### Requirements
Copy the data exactly; pictures stay out of the copy.

### Working data
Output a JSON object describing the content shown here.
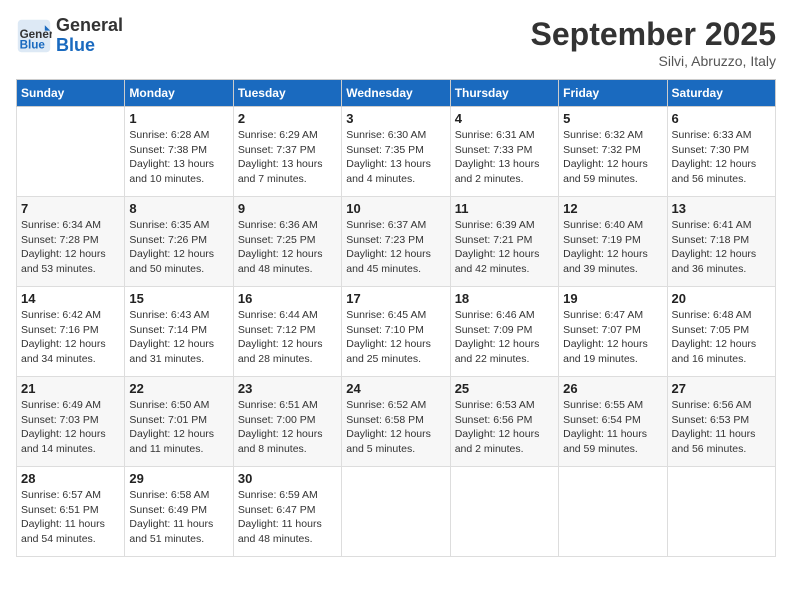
{
  "header": {
    "logo_line1": "General",
    "logo_line2": "Blue",
    "month": "September 2025",
    "location": "Silvi, Abruzzo, Italy"
  },
  "weekdays": [
    "Sunday",
    "Monday",
    "Tuesday",
    "Wednesday",
    "Thursday",
    "Friday",
    "Saturday"
  ],
  "weeks": [
    [
      {
        "day": "",
        "info": ""
      },
      {
        "day": "1",
        "info": "Sunrise: 6:28 AM\nSunset: 7:38 PM\nDaylight: 13 hours\nand 10 minutes."
      },
      {
        "day": "2",
        "info": "Sunrise: 6:29 AM\nSunset: 7:37 PM\nDaylight: 13 hours\nand 7 minutes."
      },
      {
        "day": "3",
        "info": "Sunrise: 6:30 AM\nSunset: 7:35 PM\nDaylight: 13 hours\nand 4 minutes."
      },
      {
        "day": "4",
        "info": "Sunrise: 6:31 AM\nSunset: 7:33 PM\nDaylight: 13 hours\nand 2 minutes."
      },
      {
        "day": "5",
        "info": "Sunrise: 6:32 AM\nSunset: 7:32 PM\nDaylight: 12 hours\nand 59 minutes."
      },
      {
        "day": "6",
        "info": "Sunrise: 6:33 AM\nSunset: 7:30 PM\nDaylight: 12 hours\nand 56 minutes."
      }
    ],
    [
      {
        "day": "7",
        "info": "Sunrise: 6:34 AM\nSunset: 7:28 PM\nDaylight: 12 hours\nand 53 minutes."
      },
      {
        "day": "8",
        "info": "Sunrise: 6:35 AM\nSunset: 7:26 PM\nDaylight: 12 hours\nand 50 minutes."
      },
      {
        "day": "9",
        "info": "Sunrise: 6:36 AM\nSunset: 7:25 PM\nDaylight: 12 hours\nand 48 minutes."
      },
      {
        "day": "10",
        "info": "Sunrise: 6:37 AM\nSunset: 7:23 PM\nDaylight: 12 hours\nand 45 minutes."
      },
      {
        "day": "11",
        "info": "Sunrise: 6:39 AM\nSunset: 7:21 PM\nDaylight: 12 hours\nand 42 minutes."
      },
      {
        "day": "12",
        "info": "Sunrise: 6:40 AM\nSunset: 7:19 PM\nDaylight: 12 hours\nand 39 minutes."
      },
      {
        "day": "13",
        "info": "Sunrise: 6:41 AM\nSunset: 7:18 PM\nDaylight: 12 hours\nand 36 minutes."
      }
    ],
    [
      {
        "day": "14",
        "info": "Sunrise: 6:42 AM\nSunset: 7:16 PM\nDaylight: 12 hours\nand 34 minutes."
      },
      {
        "day": "15",
        "info": "Sunrise: 6:43 AM\nSunset: 7:14 PM\nDaylight: 12 hours\nand 31 minutes."
      },
      {
        "day": "16",
        "info": "Sunrise: 6:44 AM\nSunset: 7:12 PM\nDaylight: 12 hours\nand 28 minutes."
      },
      {
        "day": "17",
        "info": "Sunrise: 6:45 AM\nSunset: 7:10 PM\nDaylight: 12 hours\nand 25 minutes."
      },
      {
        "day": "18",
        "info": "Sunrise: 6:46 AM\nSunset: 7:09 PM\nDaylight: 12 hours\nand 22 minutes."
      },
      {
        "day": "19",
        "info": "Sunrise: 6:47 AM\nSunset: 7:07 PM\nDaylight: 12 hours\nand 19 minutes."
      },
      {
        "day": "20",
        "info": "Sunrise: 6:48 AM\nSunset: 7:05 PM\nDaylight: 12 hours\nand 16 minutes."
      }
    ],
    [
      {
        "day": "21",
        "info": "Sunrise: 6:49 AM\nSunset: 7:03 PM\nDaylight: 12 hours\nand 14 minutes."
      },
      {
        "day": "22",
        "info": "Sunrise: 6:50 AM\nSunset: 7:01 PM\nDaylight: 12 hours\nand 11 minutes."
      },
      {
        "day": "23",
        "info": "Sunrise: 6:51 AM\nSunset: 7:00 PM\nDaylight: 12 hours\nand 8 minutes."
      },
      {
        "day": "24",
        "info": "Sunrise: 6:52 AM\nSunset: 6:58 PM\nDaylight: 12 hours\nand 5 minutes."
      },
      {
        "day": "25",
        "info": "Sunrise: 6:53 AM\nSunset: 6:56 PM\nDaylight: 12 hours\nand 2 minutes."
      },
      {
        "day": "26",
        "info": "Sunrise: 6:55 AM\nSunset: 6:54 PM\nDaylight: 11 hours\nand 59 minutes."
      },
      {
        "day": "27",
        "info": "Sunrise: 6:56 AM\nSunset: 6:53 PM\nDaylight: 11 hours\nand 56 minutes."
      }
    ],
    [
      {
        "day": "28",
        "info": "Sunrise: 6:57 AM\nSunset: 6:51 PM\nDaylight: 11 hours\nand 54 minutes."
      },
      {
        "day": "29",
        "info": "Sunrise: 6:58 AM\nSunset: 6:49 PM\nDaylight: 11 hours\nand 51 minutes."
      },
      {
        "day": "30",
        "info": "Sunrise: 6:59 AM\nSunset: 6:47 PM\nDaylight: 11 hours\nand 48 minutes."
      },
      {
        "day": "",
        "info": ""
      },
      {
        "day": "",
        "info": ""
      },
      {
        "day": "",
        "info": ""
      },
      {
        "day": "",
        "info": ""
      }
    ]
  ]
}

### Solution to this exercise
Output a JSON object describing the content shown here.
{
  "header": {
    "logo_line1": "General",
    "logo_line2": "Blue",
    "month": "September 2025",
    "location": "Silvi, Abruzzo, Italy"
  },
  "weekdays": [
    "Sunday",
    "Monday",
    "Tuesday",
    "Wednesday",
    "Thursday",
    "Friday",
    "Saturday"
  ],
  "weeks": [
    [
      {
        "day": "",
        "info": ""
      },
      {
        "day": "1",
        "info": "Sunrise: 6:28 AM\nSunset: 7:38 PM\nDaylight: 13 hours\nand 10 minutes."
      },
      {
        "day": "2",
        "info": "Sunrise: 6:29 AM\nSunset: 7:37 PM\nDaylight: 13 hours\nand 7 minutes."
      },
      {
        "day": "3",
        "info": "Sunrise: 6:30 AM\nSunset: 7:35 PM\nDaylight: 13 hours\nand 4 minutes."
      },
      {
        "day": "4",
        "info": "Sunrise: 6:31 AM\nSunset: 7:33 PM\nDaylight: 13 hours\nand 2 minutes."
      },
      {
        "day": "5",
        "info": "Sunrise: 6:32 AM\nSunset: 7:32 PM\nDaylight: 12 hours\nand 59 minutes."
      },
      {
        "day": "6",
        "info": "Sunrise: 6:33 AM\nSunset: 7:30 PM\nDaylight: 12 hours\nand 56 minutes."
      }
    ],
    [
      {
        "day": "7",
        "info": "Sunrise: 6:34 AM\nSunset: 7:28 PM\nDaylight: 12 hours\nand 53 minutes."
      },
      {
        "day": "8",
        "info": "Sunrise: 6:35 AM\nSunset: 7:26 PM\nDaylight: 12 hours\nand 50 minutes."
      },
      {
        "day": "9",
        "info": "Sunrise: 6:36 AM\nSunset: 7:25 PM\nDaylight: 12 hours\nand 48 minutes."
      },
      {
        "day": "10",
        "info": "Sunrise: 6:37 AM\nSunset: 7:23 PM\nDaylight: 12 hours\nand 45 minutes."
      },
      {
        "day": "11",
        "info": "Sunrise: 6:39 AM\nSunset: 7:21 PM\nDaylight: 12 hours\nand 42 minutes."
      },
      {
        "day": "12",
        "info": "Sunrise: 6:40 AM\nSunset: 7:19 PM\nDaylight: 12 hours\nand 39 minutes."
      },
      {
        "day": "13",
        "info": "Sunrise: 6:41 AM\nSunset: 7:18 PM\nDaylight: 12 hours\nand 36 minutes."
      }
    ],
    [
      {
        "day": "14",
        "info": "Sunrise: 6:42 AM\nSunset: 7:16 PM\nDaylight: 12 hours\nand 34 minutes."
      },
      {
        "day": "15",
        "info": "Sunrise: 6:43 AM\nSunset: 7:14 PM\nDaylight: 12 hours\nand 31 minutes."
      },
      {
        "day": "16",
        "info": "Sunrise: 6:44 AM\nSunset: 7:12 PM\nDaylight: 12 hours\nand 28 minutes."
      },
      {
        "day": "17",
        "info": "Sunrise: 6:45 AM\nSunset: 7:10 PM\nDaylight: 12 hours\nand 25 minutes."
      },
      {
        "day": "18",
        "info": "Sunrise: 6:46 AM\nSunset: 7:09 PM\nDaylight: 12 hours\nand 22 minutes."
      },
      {
        "day": "19",
        "info": "Sunrise: 6:47 AM\nSunset: 7:07 PM\nDaylight: 12 hours\nand 19 minutes."
      },
      {
        "day": "20",
        "info": "Sunrise: 6:48 AM\nSunset: 7:05 PM\nDaylight: 12 hours\nand 16 minutes."
      }
    ],
    [
      {
        "day": "21",
        "info": "Sunrise: 6:49 AM\nSunset: 7:03 PM\nDaylight: 12 hours\nand 14 minutes."
      },
      {
        "day": "22",
        "info": "Sunrise: 6:50 AM\nSunset: 7:01 PM\nDaylight: 12 hours\nand 11 minutes."
      },
      {
        "day": "23",
        "info": "Sunrise: 6:51 AM\nSunset: 7:00 PM\nDaylight: 12 hours\nand 8 minutes."
      },
      {
        "day": "24",
        "info": "Sunrise: 6:52 AM\nSunset: 6:58 PM\nDaylight: 12 hours\nand 5 minutes."
      },
      {
        "day": "25",
        "info": "Sunrise: 6:53 AM\nSunset: 6:56 PM\nDaylight: 12 hours\nand 2 minutes."
      },
      {
        "day": "26",
        "info": "Sunrise: 6:55 AM\nSunset: 6:54 PM\nDaylight: 11 hours\nand 59 minutes."
      },
      {
        "day": "27",
        "info": "Sunrise: 6:56 AM\nSunset: 6:53 PM\nDaylight: 11 hours\nand 56 minutes."
      }
    ],
    [
      {
        "day": "28",
        "info": "Sunrise: 6:57 AM\nSunset: 6:51 PM\nDaylight: 11 hours\nand 54 minutes."
      },
      {
        "day": "29",
        "info": "Sunrise: 6:58 AM\nSunset: 6:49 PM\nDaylight: 11 hours\nand 51 minutes."
      },
      {
        "day": "30",
        "info": "Sunrise: 6:59 AM\nSunset: 6:47 PM\nDaylight: 11 hours\nand 48 minutes."
      },
      {
        "day": "",
        "info": ""
      },
      {
        "day": "",
        "info": ""
      },
      {
        "day": "",
        "info": ""
      },
      {
        "day": "",
        "info": ""
      }
    ]
  ]
}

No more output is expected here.